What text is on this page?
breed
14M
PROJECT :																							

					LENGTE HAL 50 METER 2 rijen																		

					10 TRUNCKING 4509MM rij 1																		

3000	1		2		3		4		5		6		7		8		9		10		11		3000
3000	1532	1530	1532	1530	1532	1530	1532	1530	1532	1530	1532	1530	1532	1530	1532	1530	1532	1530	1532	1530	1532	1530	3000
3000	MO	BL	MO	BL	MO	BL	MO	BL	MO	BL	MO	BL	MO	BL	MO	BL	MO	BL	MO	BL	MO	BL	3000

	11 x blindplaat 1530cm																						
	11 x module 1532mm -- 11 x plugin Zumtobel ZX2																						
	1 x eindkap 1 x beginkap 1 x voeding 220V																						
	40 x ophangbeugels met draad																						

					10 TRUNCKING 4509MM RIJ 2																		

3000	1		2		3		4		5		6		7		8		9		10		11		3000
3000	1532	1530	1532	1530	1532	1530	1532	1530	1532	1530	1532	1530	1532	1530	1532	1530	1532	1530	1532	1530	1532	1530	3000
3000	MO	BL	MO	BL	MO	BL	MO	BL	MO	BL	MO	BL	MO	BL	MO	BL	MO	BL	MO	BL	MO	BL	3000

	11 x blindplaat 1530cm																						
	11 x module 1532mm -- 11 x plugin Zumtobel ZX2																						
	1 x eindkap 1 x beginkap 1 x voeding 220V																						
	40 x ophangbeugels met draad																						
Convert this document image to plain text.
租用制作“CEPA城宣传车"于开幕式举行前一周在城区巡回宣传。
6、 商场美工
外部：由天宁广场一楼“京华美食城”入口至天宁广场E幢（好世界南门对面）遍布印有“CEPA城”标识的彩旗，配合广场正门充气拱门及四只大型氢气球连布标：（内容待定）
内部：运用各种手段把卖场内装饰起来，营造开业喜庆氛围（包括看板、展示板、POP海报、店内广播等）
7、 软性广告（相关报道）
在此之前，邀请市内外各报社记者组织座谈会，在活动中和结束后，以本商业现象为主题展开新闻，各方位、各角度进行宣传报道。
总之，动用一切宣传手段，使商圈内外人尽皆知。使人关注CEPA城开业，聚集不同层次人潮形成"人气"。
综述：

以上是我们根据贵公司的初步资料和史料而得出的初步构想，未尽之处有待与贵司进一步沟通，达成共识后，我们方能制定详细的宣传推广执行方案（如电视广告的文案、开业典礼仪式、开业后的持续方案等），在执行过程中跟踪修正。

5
• • • •
- What is being asked
Set out exactly the run of lines that begins at the line holding "Convert this document image to plain text." and ends at the last line of the data.

- Result of this exercise
Convert this document image to plain text.
租用制作“CEPA城宣传车"于开幕式举行前一周在城区巡回宣传。
6、 商场美工
外部：由天宁广场一楼“京华美食城”入口至天宁广场E幢（好世界南门对面）遍布印有“CEPA城”标识的彩旗，配合广场正门充气拱门及四只大型氢气球连布标：（内容待定）
内部：运用各种手段把卖场内装饰起来，营造开业喜庆氛围（包括看板、展示板、POP海报、店内广播等）
7、 软性广告（相关报道）
在此之前，邀请市内外各报社记者组织座谈会，在活动中和结束后，以本商业现象为主题展开新闻，各方位、各角度进行宣传报道。
总之，动用一切宣传手段，使商圈内外人尽皆知。使人关注CEPA城开业，聚集不同层次人潮形成"人气"。
综述：

以上是我们根据贵公司的初步资料和史料而得出的初步构想，未尽之处有待与贵司进一步沟通，达成共识后，我们方能制定详细的宣传推广执行方案（如电视广告的文案、开业典礼仪式、开业后的持续方案等），在执行过程中跟踪修正。

5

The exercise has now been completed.